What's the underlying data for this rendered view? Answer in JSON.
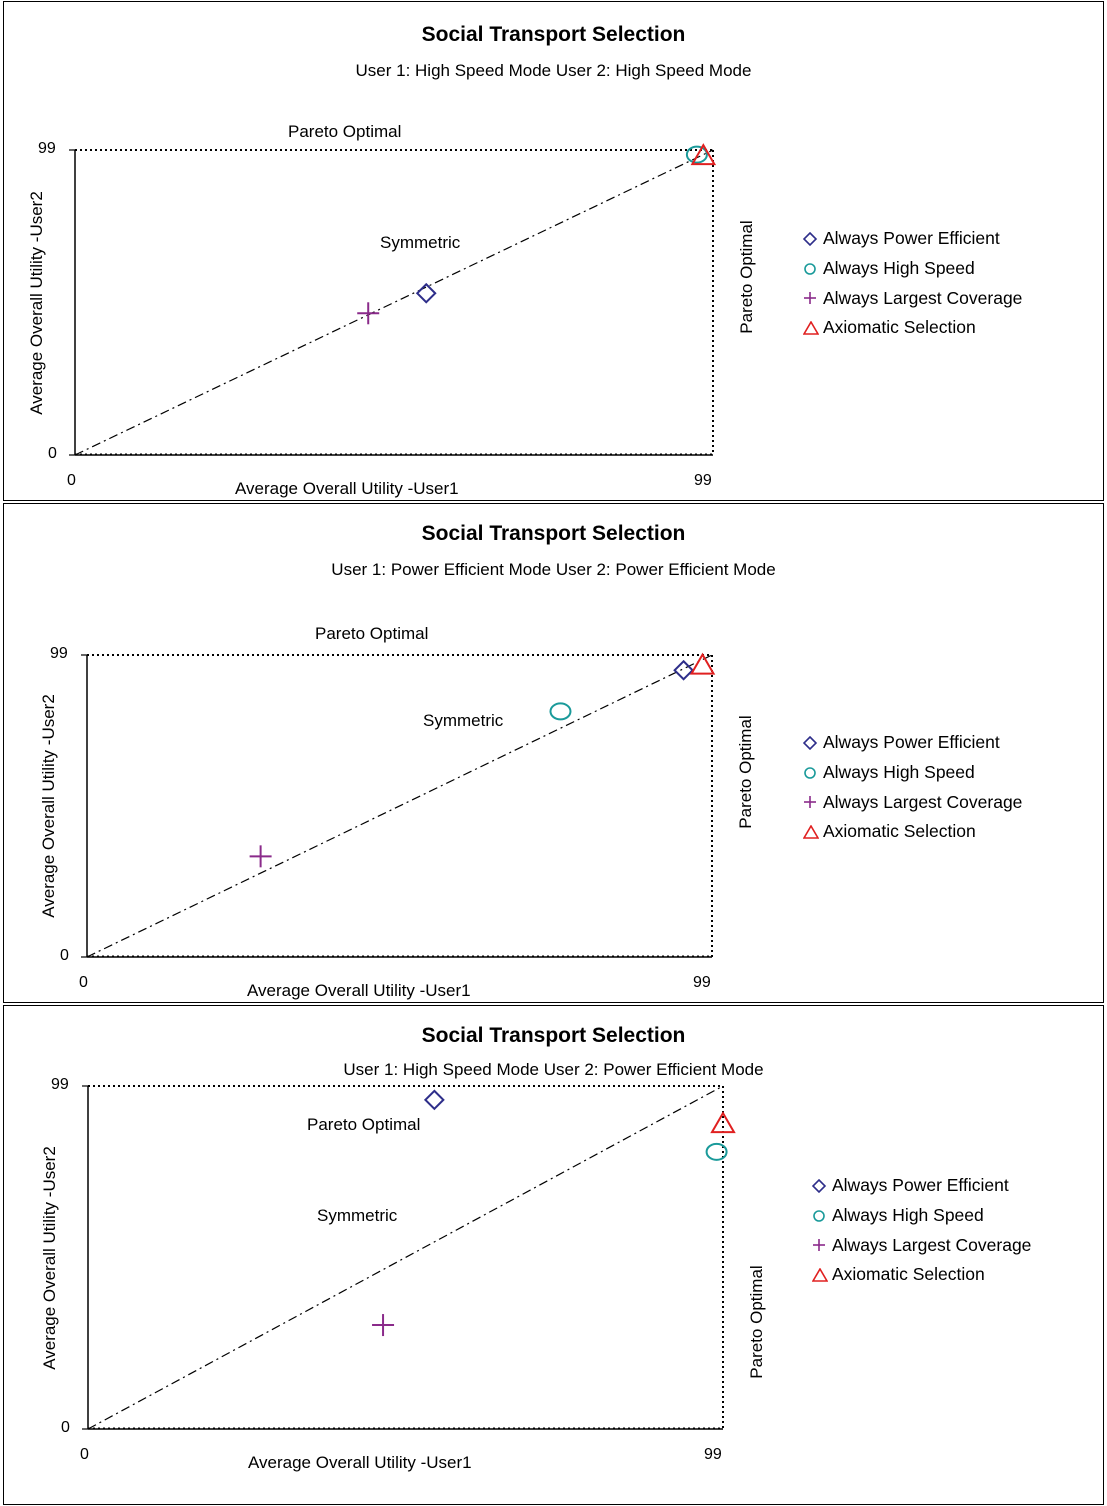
{
  "panels": [
    {
      "title": "Social Transport Selection",
      "subtitle": "User 1: High Speed Mode  User 2: High Speed Mode",
      "pareto_top_label": "Pareto Optimal",
      "pareto_right_label": "Pareto Optimal",
      "symmetric_label": "Symmetric",
      "xlabel": "Average Overall Utility -User1",
      "ylabel": "Average Overall Utility -User2",
      "x_ticks": [
        "0",
        "99"
      ],
      "y_ticks": [
        "0",
        "99"
      ],
      "legend": [
        "Always Power Efficient",
        "Always High Speed",
        "Always Largest Coverage",
        "Axiomatic Selection"
      ]
    },
    {
      "title": "Social Transport Selection",
      "subtitle": "User 1: Power Efficient Mode User 2: Power Efficient Mode",
      "pareto_top_label": "Pareto Optimal",
      "pareto_right_label": "Pareto Optimal",
      "symmetric_label": "Symmetric",
      "xlabel": "Average Overall Utility -User1",
      "ylabel": "Average Overall Utility -User2",
      "x_ticks": [
        "0",
        "99"
      ],
      "y_ticks": [
        "0",
        "99"
      ],
      "legend": [
        "Always Power Efficient",
        "Always High Speed",
        "Always Largest Coverage",
        "Axiomatic Selection"
      ]
    },
    {
      "title": "Social Transport Selection",
      "subtitle": "User 1: High Speed Mode  User 2: Power Efficient Mode",
      "pareto_top_label": "Pareto Optimal",
      "pareto_right_label": "Pareto Optimal",
      "symmetric_label": "Symmetric",
      "xlabel": "Average Overall Utility -User1",
      "ylabel": "Average Overall Utility -User2",
      "x_ticks": [
        "0",
        "99"
      ],
      "y_ticks": [
        "0",
        "99"
      ],
      "legend": [
        "Always Power Efficient",
        "Always High Speed",
        "Always Largest Coverage",
        "Axiomatic Selection"
      ]
    }
  ],
  "colors": {
    "power_efficient": "#2e2e8a",
    "high_speed": "#1a9a9a",
    "largest_coverage": "#8a2a8a",
    "axiomatic": "#e02020",
    "frame": "#000000"
  },
  "chart_data": [
    {
      "type": "scatter",
      "title": "Social Transport Selection",
      "subtitle": "User 1: High Speed Mode  User 2: High Speed Mode",
      "xlabel": "Average Overall Utility -User1",
      "ylabel": "Average Overall Utility -User2",
      "xlim": [
        0,
        99
      ],
      "ylim": [
        0,
        99
      ],
      "series": [
        {
          "name": "Always Power Efficient",
          "marker": "diamond",
          "x": [
            54.5
          ],
          "y": [
            52.5
          ]
        },
        {
          "name": "Always High Speed",
          "marker": "circle",
          "x": [
            96.5
          ],
          "y": [
            97.5
          ]
        },
        {
          "name": "Always Largest Coverage",
          "marker": "plus",
          "x": [
            45.5
          ],
          "y": [
            46
          ]
        },
        {
          "name": "Axiomatic Selection",
          "marker": "triangle",
          "x": [
            97.5
          ],
          "y": [
            97
          ]
        }
      ],
      "reference_lines": [
        {
          "label": "Symmetric",
          "from": [
            0,
            0
          ],
          "to": [
            99,
            99
          ],
          "style": "dash-dot"
        }
      ],
      "frontier_label": "Pareto Optimal"
    },
    {
      "type": "scatter",
      "title": "Social Transport Selection",
      "subtitle": "User 1: Power Efficient Mode User 2: Power Efficient Mode",
      "xlabel": "Average Overall Utility -User1",
      "ylabel": "Average Overall Utility -User2",
      "xlim": [
        0,
        99
      ],
      "ylim": [
        0,
        99
      ],
      "series": [
        {
          "name": "Always Power Efficient",
          "marker": "diamond",
          "x": [
            94.5
          ],
          "y": [
            94
          ]
        },
        {
          "name": "Always High Speed",
          "marker": "circle",
          "x": [
            75
          ],
          "y": [
            80.5
          ]
        },
        {
          "name": "Always Largest Coverage",
          "marker": "plus",
          "x": [
            27.5
          ],
          "y": [
            33
          ]
        },
        {
          "name": "Axiomatic Selection",
          "marker": "triangle",
          "x": [
            97.5
          ],
          "y": [
            95.5
          ]
        }
      ],
      "reference_lines": [
        {
          "label": "Symmetric",
          "from": [
            0,
            0
          ],
          "to": [
            99,
            99
          ],
          "style": "dash-dot"
        }
      ],
      "frontier_label": "Pareto Optimal"
    },
    {
      "type": "scatter",
      "title": "Social Transport Selection",
      "subtitle": "User 1: High Speed Mode  User 2: Power Efficient Mode",
      "xlabel": "Average Overall Utility -User1",
      "ylabel": "Average Overall Utility -User2",
      "xlim": [
        0,
        99
      ],
      "ylim": [
        0,
        99
      ],
      "series": [
        {
          "name": "Always Power Efficient",
          "marker": "diamond",
          "x": [
            54
          ],
          "y": [
            95
          ]
        },
        {
          "name": "Always High Speed",
          "marker": "circle",
          "x": [
            98
          ],
          "y": [
            80
          ]
        },
        {
          "name": "Always Largest Coverage",
          "marker": "plus",
          "x": [
            46
          ],
          "y": [
            30
          ]
        },
        {
          "name": "Axiomatic Selection",
          "marker": "triangle",
          "x": [
            99
          ],
          "y": [
            88
          ]
        }
      ],
      "reference_lines": [
        {
          "label": "Symmetric",
          "from": [
            0,
            0
          ],
          "to": [
            99,
            99
          ],
          "style": "dash-dot"
        }
      ],
      "frontier_label": "Pareto Optimal"
    }
  ]
}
# # # #
» The problem
Retype all entries exactly as they appear, dropping the images.

» Exercise output
What's the underlying data for this rendered view? Answer in JSON.
{
  "panels": [
    {
      "title": "Social Transport Selection",
      "subtitle": "User 1: High Speed Mode  User 2: High Speed Mode",
      "pareto_top_label": "Pareto Optimal",
      "pareto_right_label": "Pareto Optimal",
      "symmetric_label": "Symmetric",
      "xlabel": "Average Overall Utility -User1",
      "ylabel": "Average Overall Utility -User2",
      "x_ticks": [
        "0",
        "99"
      ],
      "y_ticks": [
        "0",
        "99"
      ],
      "legend": [
        "Always Power Efficient",
        "Always High Speed",
        "Always Largest Coverage",
        "Axiomatic Selection"
      ]
    },
    {
      "title": "Social Transport Selection",
      "subtitle": "User 1: Power Efficient Mode User 2: Power Efficient Mode",
      "pareto_top_label": "Pareto Optimal",
      "pareto_right_label": "Pareto Optimal",
      "symmetric_label": "Symmetric",
      "xlabel": "Average Overall Utility -User1",
      "ylabel": "Average Overall Utility -User2",
      "x_ticks": [
        "0",
        "99"
      ],
      "y_ticks": [
        "0",
        "99"
      ],
      "legend": [
        "Always Power Efficient",
        "Always High Speed",
        "Always Largest Coverage",
        "Axiomatic Selection"
      ]
    },
    {
      "title": "Social Transport Selection",
      "subtitle": "User 1: High Speed Mode  User 2: Power Efficient Mode",
      "pareto_top_label": "Pareto Optimal",
      "pareto_right_label": "Pareto Optimal",
      "symmetric_label": "Symmetric",
      "xlabel": "Average Overall Utility -User1",
      "ylabel": "Average Overall Utility -User2",
      "x_ticks": [
        "0",
        "99"
      ],
      "y_ticks": [
        "0",
        "99"
      ],
      "legend": [
        "Always Power Efficient",
        "Always High Speed",
        "Always Largest Coverage",
        "Axiomatic Selection"
      ]
    }
  ],
  "colors": {
    "power_efficient": "#2e2e8a",
    "high_speed": "#1a9a9a",
    "largest_coverage": "#8a2a8a",
    "axiomatic": "#e02020",
    "frame": "#000000"
  },
  "chart_data": [
    {
      "type": "scatter",
      "title": "Social Transport Selection",
      "subtitle": "User 1: High Speed Mode  User 2: High Speed Mode",
      "xlabel": "Average Overall Utility -User1",
      "ylabel": "Average Overall Utility -User2",
      "xlim": [
        0,
        99
      ],
      "ylim": [
        0,
        99
      ],
      "series": [
        {
          "name": "Always Power Efficient",
          "marker": "diamond",
          "x": [
            54.5
          ],
          "y": [
            52.5
          ]
        },
        {
          "name": "Always High Speed",
          "marker": "circle",
          "x": [
            96.5
          ],
          "y": [
            97.5
          ]
        },
        {
          "name": "Always Largest Coverage",
          "marker": "plus",
          "x": [
            45.5
          ],
          "y": [
            46
          ]
        },
        {
          "name": "Axiomatic Selection",
          "marker": "triangle",
          "x": [
            97.5
          ],
          "y": [
            97
          ]
        }
      ],
      "reference_lines": [
        {
          "label": "Symmetric",
          "from": [
            0,
            0
          ],
          "to": [
            99,
            99
          ],
          "style": "dash-dot"
        }
      ],
      "frontier_label": "Pareto Optimal"
    },
    {
      "type": "scatter",
      "title": "Social Transport Selection",
      "subtitle": "User 1: Power Efficient Mode User 2: Power Efficient Mode",
      "xlabel": "Average Overall Utility -User1",
      "ylabel": "Average Overall Utility -User2",
      "xlim": [
        0,
        99
      ],
      "ylim": [
        0,
        99
      ],
      "series": [
        {
          "name": "Always Power Efficient",
          "marker": "diamond",
          "x": [
            94.5
          ],
          "y": [
            94
          ]
        },
        {
          "name": "Always High Speed",
          "marker": "circle",
          "x": [
            75
          ],
          "y": [
            80.5
          ]
        },
        {
          "name": "Always Largest Coverage",
          "marker": "plus",
          "x": [
            27.5
          ],
          "y": [
            33
          ]
        },
        {
          "name": "Axiomatic Selection",
          "marker": "triangle",
          "x": [
            97.5
          ],
          "y": [
            95.5
          ]
        }
      ],
      "reference_lines": [
        {
          "label": "Symmetric",
          "from": [
            0,
            0
          ],
          "to": [
            99,
            99
          ],
          "style": "dash-dot"
        }
      ],
      "frontier_label": "Pareto Optimal"
    },
    {
      "type": "scatter",
      "title": "Social Transport Selection",
      "subtitle": "User 1: High Speed Mode  User 2: Power Efficient Mode",
      "xlabel": "Average Overall Utility -User1",
      "ylabel": "Average Overall Utility -User2",
      "xlim": [
        0,
        99
      ],
      "ylim": [
        0,
        99
      ],
      "series": [
        {
          "name": "Always Power Efficient",
          "marker": "diamond",
          "x": [
            54
          ],
          "y": [
            95
          ]
        },
        {
          "name": "Always High Speed",
          "marker": "circle",
          "x": [
            98
          ],
          "y": [
            80
          ]
        },
        {
          "name": "Always Largest Coverage",
          "marker": "plus",
          "x": [
            46
          ],
          "y": [
            30
          ]
        },
        {
          "name": "Axiomatic Selection",
          "marker": "triangle",
          "x": [
            99
          ],
          "y": [
            88
          ]
        }
      ],
      "reference_lines": [
        {
          "label": "Symmetric",
          "from": [
            0,
            0
          ],
          "to": [
            99,
            99
          ],
          "style": "dash-dot"
        }
      ],
      "frontier_label": "Pareto Optimal"
    }
  ]
}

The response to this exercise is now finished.